— Material —
^^^^
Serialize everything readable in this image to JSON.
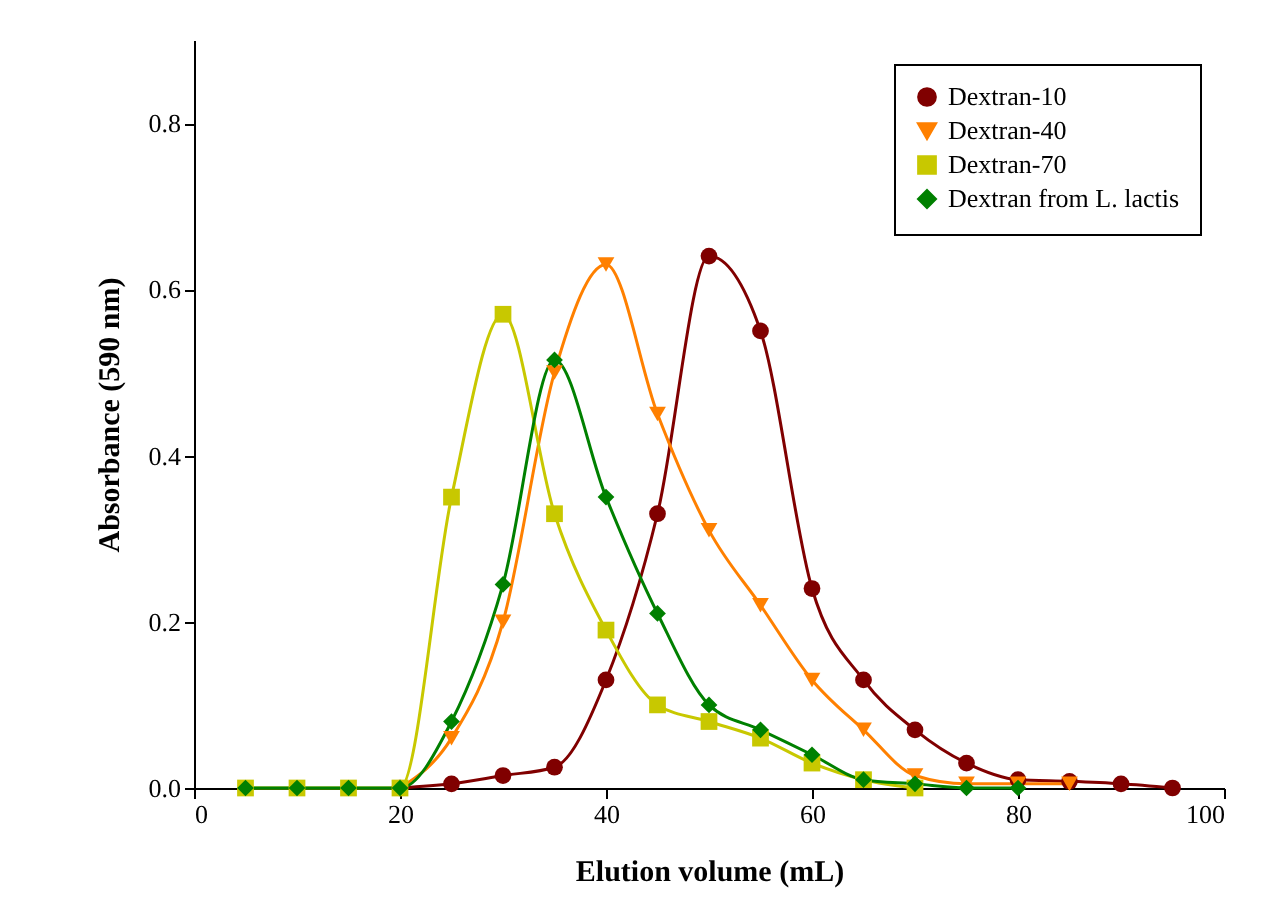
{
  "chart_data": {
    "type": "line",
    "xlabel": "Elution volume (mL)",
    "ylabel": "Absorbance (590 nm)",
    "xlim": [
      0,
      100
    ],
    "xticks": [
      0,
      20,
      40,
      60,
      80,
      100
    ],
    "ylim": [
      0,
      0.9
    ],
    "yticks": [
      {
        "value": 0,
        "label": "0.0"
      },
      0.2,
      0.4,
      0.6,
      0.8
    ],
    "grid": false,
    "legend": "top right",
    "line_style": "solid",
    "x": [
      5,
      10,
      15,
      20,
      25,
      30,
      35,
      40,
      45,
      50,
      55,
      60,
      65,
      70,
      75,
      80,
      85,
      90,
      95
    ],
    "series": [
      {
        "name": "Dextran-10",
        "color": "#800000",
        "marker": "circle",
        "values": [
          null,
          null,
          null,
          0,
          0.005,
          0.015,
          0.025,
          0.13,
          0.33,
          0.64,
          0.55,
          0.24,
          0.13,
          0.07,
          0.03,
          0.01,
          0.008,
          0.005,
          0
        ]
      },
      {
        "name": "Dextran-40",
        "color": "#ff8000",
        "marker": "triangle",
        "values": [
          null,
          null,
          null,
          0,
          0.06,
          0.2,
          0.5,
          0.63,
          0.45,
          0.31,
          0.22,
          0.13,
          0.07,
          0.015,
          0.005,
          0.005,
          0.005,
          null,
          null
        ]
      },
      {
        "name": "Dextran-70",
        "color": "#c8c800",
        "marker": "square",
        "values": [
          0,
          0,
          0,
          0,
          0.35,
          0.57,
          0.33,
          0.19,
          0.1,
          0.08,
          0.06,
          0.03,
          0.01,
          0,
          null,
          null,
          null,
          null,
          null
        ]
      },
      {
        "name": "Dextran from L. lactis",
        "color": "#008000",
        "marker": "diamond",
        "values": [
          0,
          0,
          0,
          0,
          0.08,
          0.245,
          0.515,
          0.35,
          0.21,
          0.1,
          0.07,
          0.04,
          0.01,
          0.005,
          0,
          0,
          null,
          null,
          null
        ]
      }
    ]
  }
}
^^^^
Copy out each line that contains the word "name".

        "name": "Dextran-10",
        "name": "Dextran-40",
        "name": "Dextran-70",
        "name": "Dextran from L. lactis",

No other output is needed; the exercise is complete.